— start MATERIAL —

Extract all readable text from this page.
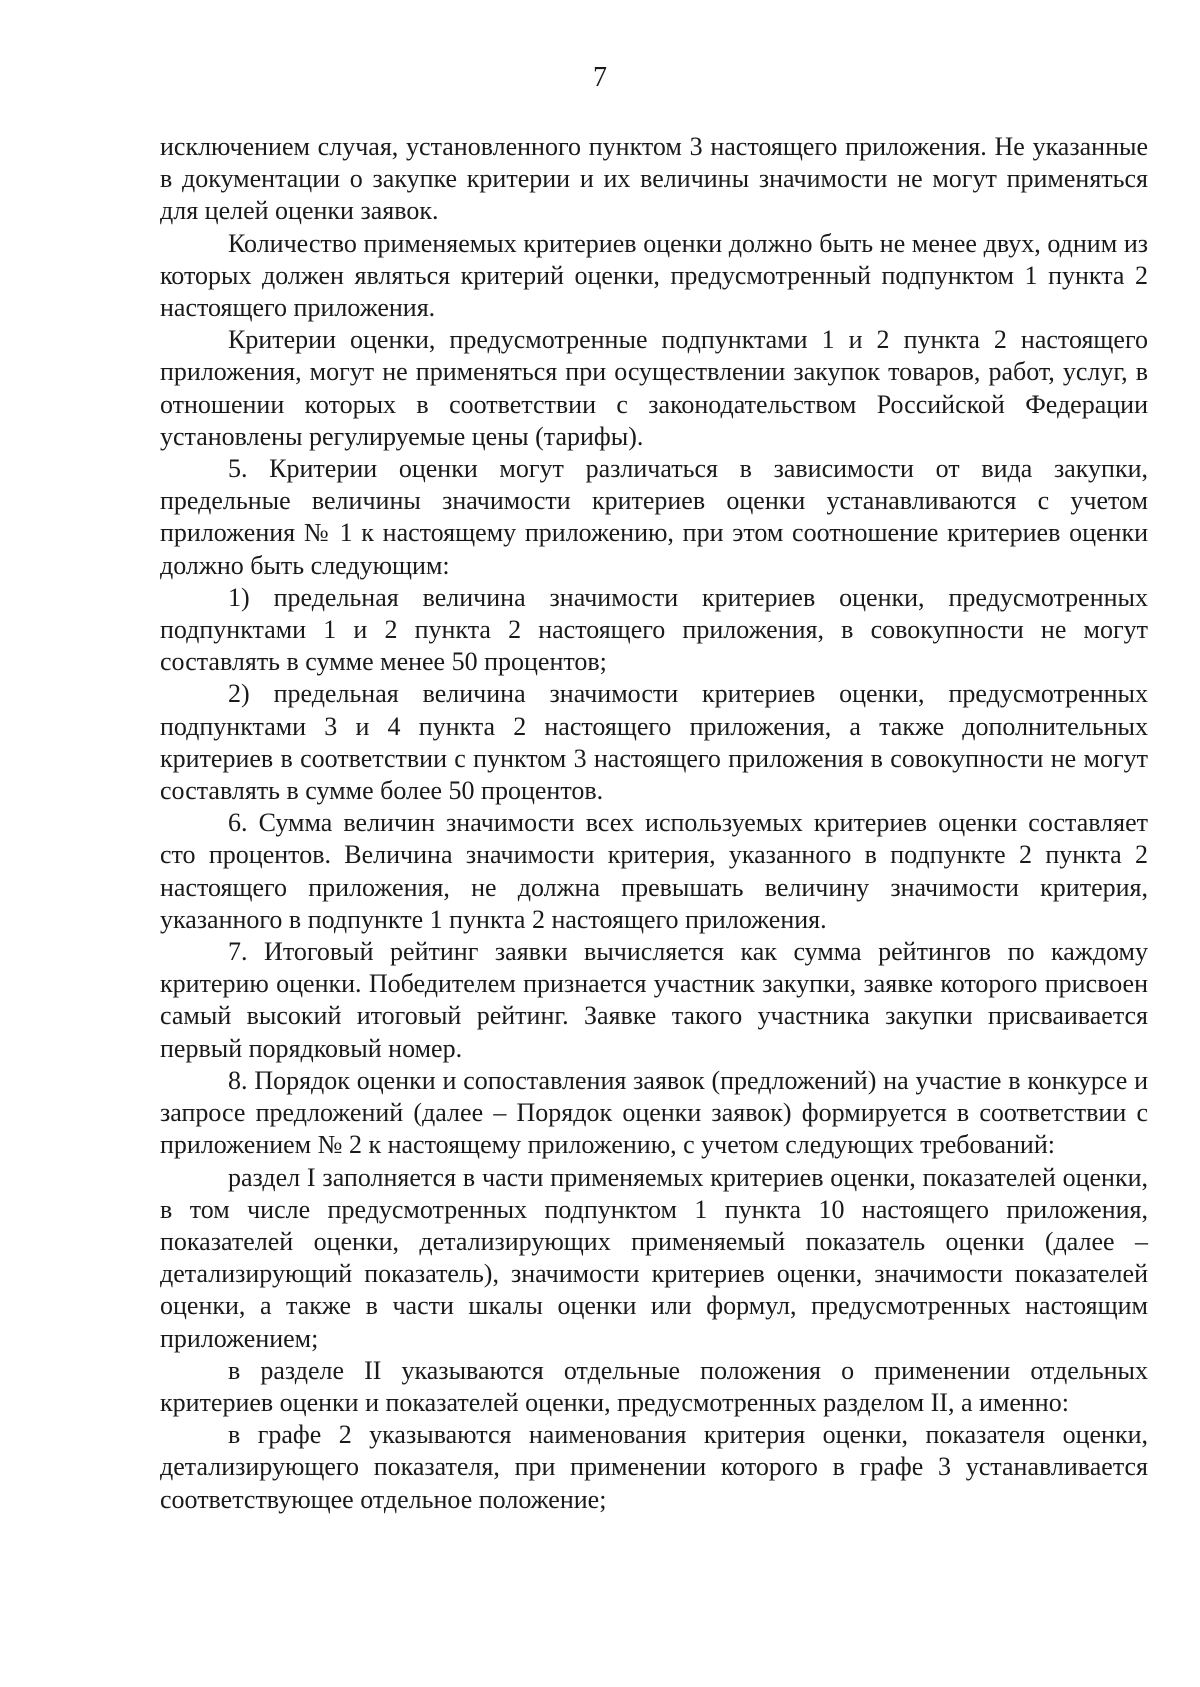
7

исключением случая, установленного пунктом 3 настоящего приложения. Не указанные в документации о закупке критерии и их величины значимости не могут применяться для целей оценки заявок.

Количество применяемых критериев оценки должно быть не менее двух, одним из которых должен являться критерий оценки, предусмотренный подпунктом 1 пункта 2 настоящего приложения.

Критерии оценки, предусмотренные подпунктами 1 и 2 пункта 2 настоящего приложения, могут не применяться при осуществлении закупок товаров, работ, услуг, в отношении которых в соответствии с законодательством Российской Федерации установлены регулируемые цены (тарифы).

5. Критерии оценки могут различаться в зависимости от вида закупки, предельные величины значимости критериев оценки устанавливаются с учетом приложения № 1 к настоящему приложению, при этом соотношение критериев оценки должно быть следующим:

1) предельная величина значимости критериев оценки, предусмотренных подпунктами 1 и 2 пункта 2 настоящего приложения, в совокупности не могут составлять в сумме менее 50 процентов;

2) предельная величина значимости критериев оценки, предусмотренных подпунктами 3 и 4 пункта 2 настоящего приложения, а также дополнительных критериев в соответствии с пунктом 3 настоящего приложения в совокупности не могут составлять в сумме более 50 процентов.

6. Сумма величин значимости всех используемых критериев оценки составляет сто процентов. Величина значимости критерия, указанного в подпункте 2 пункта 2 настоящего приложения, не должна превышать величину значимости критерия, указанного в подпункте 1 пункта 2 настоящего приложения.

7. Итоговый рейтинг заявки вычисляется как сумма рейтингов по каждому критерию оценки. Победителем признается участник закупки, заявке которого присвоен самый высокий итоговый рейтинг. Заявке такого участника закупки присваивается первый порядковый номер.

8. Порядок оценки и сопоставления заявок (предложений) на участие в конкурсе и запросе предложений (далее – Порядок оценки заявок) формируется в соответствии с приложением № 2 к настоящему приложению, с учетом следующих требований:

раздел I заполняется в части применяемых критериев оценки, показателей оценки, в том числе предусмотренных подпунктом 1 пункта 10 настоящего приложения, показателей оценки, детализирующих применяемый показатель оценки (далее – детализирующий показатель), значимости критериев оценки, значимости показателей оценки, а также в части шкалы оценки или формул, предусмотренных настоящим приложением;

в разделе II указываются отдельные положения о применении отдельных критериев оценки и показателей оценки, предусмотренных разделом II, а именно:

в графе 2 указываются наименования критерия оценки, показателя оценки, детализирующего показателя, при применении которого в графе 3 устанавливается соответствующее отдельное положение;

— end MATERIAL —

Return the material word for word. Pictures are not part of the copy.

## RIGHT ANSWER
Extract all readable text from this page.
7

исключением случая, установленного пунктом 3 настоящего приложения. Не указанные в документации о закупке критерии и их величины значимости не могут применяться для целей оценки заявок.

Количество применяемых критериев оценки должно быть не менее двух, одним из которых должен являться критерий оценки, предусмотренный подпунктом 1 пункта 2 настоящего приложения.

Критерии оценки, предусмотренные подпунктами 1 и 2 пункта 2 настоящего приложения, могут не применяться при осуществлении закупок товаров, работ, услуг, в отношении которых в соответствии с законодательством Российской Федерации установлены регулируемые цены (тарифы).

5. Критерии оценки могут различаться в зависимости от вида закупки, предельные величины значимости критериев оценки устанавливаются с учетом приложения № 1 к настоящему приложению, при этом соотношение критериев оценки должно быть следующим:

1) предельная величина значимости критериев оценки, предусмотренных подпунктами 1 и 2 пункта 2 настоящего приложения, в совокупности не могут составлять в сумме менее 50 процентов;

2) предельная величина значимости критериев оценки, предусмотренных подпунктами 3 и 4 пункта 2 настоящего приложения, а также дополнительных критериев в соответствии с пунктом 3 настоящего приложения в совокупности не могут составлять в сумме более 50 процентов.

6. Сумма величин значимости всех используемых критериев оценки составляет сто процентов. Величина значимости критерия, указанного в подпункте 2 пункта 2 настоящего приложения, не должна превышать величину значимости критерия, указанного в подпункте 1 пункта 2 настоящего приложения.

7. Итоговый рейтинг заявки вычисляется как сумма рейтингов по каждому критерию оценки. Победителем признается участник закупки, заявке которого присвоен самый высокий итоговый рейтинг. Заявке такого участника закупки присваивается первый порядковый номер.

8. Порядок оценки и сопоставления заявок (предложений) на участие в конкурсе и запросе предложений (далее – Порядок оценки заявок) формируется в соответствии с приложением № 2 к настоящему приложению, с учетом следующих требований:

раздел I заполняется в части применяемых критериев оценки, показателей оценки, в том числе предусмотренных подпунктом 1 пункта 10 настоящего приложения, показателей оценки, детализирующих применяемый показатель оценки (далее – детализирующий показатель), значимости критериев оценки, значимости показателей оценки, а также в части шкалы оценки или формул, предусмотренных настоящим приложением;

в разделе II указываются отдельные положения о применении отдельных критериев оценки и показателей оценки, предусмотренных разделом II, а именно:

в графе 2 указываются наименования критерия оценки, показателя оценки, детализирующего показателя, при применении которого в графе 3 устанавливается соответствующее отдельное положение;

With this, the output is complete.